:: Material supplied ::
• • • • •
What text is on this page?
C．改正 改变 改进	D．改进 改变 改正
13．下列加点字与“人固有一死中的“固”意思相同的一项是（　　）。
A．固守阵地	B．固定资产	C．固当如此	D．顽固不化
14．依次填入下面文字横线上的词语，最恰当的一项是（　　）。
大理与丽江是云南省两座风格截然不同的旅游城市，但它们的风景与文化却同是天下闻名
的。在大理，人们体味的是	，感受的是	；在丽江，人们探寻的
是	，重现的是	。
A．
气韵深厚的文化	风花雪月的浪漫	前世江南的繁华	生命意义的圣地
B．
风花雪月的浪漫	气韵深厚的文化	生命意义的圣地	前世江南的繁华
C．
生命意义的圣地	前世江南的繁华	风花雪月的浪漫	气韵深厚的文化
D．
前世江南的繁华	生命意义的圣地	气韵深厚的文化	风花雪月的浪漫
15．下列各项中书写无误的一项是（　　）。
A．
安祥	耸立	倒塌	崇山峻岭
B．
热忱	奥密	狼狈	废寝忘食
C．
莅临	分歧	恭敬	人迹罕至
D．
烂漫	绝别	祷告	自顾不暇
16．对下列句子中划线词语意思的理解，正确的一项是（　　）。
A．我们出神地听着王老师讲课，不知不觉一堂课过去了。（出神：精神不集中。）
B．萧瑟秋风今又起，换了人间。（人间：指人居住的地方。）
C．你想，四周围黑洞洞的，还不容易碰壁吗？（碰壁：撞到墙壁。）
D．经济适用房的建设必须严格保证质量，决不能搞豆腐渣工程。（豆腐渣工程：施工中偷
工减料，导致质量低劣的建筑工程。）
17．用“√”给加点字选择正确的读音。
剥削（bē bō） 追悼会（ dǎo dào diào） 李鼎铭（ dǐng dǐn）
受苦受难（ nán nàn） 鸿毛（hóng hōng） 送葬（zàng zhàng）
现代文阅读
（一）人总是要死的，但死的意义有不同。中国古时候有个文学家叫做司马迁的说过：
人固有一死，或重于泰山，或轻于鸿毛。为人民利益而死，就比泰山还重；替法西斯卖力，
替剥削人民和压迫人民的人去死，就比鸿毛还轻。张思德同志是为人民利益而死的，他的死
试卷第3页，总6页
• • • • •
:: Objective ::
Set down all of the records shown above once more, exactly.

:: Response to the task ::
What text is on this page?
C．改正 改变 改进	D．改进 改变 改正
13．下列加点字与“人固有一死中的“固”意思相同的一项是（　　）。
A．固守阵地	B．固定资产	C．固当如此	D．顽固不化
14．依次填入下面文字横线上的词语，最恰当的一项是（　　）。
大理与丽江是云南省两座风格截然不同的旅游城市，但它们的风景与文化却同是天下闻名
的。在大理，人们体味的是	，感受的是	；在丽江，人们探寻的
是	，重现的是	。
A．
气韵深厚的文化	风花雪月的浪漫	前世江南的繁华	生命意义的圣地
B．
风花雪月的浪漫	气韵深厚的文化	生命意义的圣地	前世江南的繁华
C．
生命意义的圣地	前世江南的繁华	风花雪月的浪漫	气韵深厚的文化
D．
前世江南的繁华	生命意义的圣地	气韵深厚的文化	风花雪月的浪漫
15．下列各项中书写无误的一项是（　　）。
A．
安祥	耸立	倒塌	崇山峻岭
B．
热忱	奥密	狼狈	废寝忘食
C．
莅临	分歧	恭敬	人迹罕至
D．
烂漫	绝别	祷告	自顾不暇
16．对下列句子中划线词语意思的理解，正确的一项是（　　）。
A．我们出神地听着王老师讲课，不知不觉一堂课过去了。（出神：精神不集中。）
B．萧瑟秋风今又起，换了人间。（人间：指人居住的地方。）
C．你想，四周围黑洞洞的，还不容易碰壁吗？（碰壁：撞到墙壁。）
D．经济适用房的建设必须严格保证质量，决不能搞豆腐渣工程。（豆腐渣工程：施工中偷
工减料，导致质量低劣的建筑工程。）
17．用“√”给加点字选择正确的读音。
剥削（bē bō） 追悼会（ dǎo dào diào） 李鼎铭（ dǐng dǐn）
受苦受难（ nán nàn） 鸿毛（hóng hōng） 送葬（zàng zhàng）
现代文阅读
（一）人总是要死的，但死的意义有不同。中国古时候有个文学家叫做司马迁的说过：
人固有一死，或重于泰山，或轻于鸿毛。为人民利益而死，就比泰山还重；替法西斯卖力，
替剥削人民和压迫人民的人去死，就比鸿毛还轻。张思德同志是为人民利益而死的，他的死
试卷第3页，总6页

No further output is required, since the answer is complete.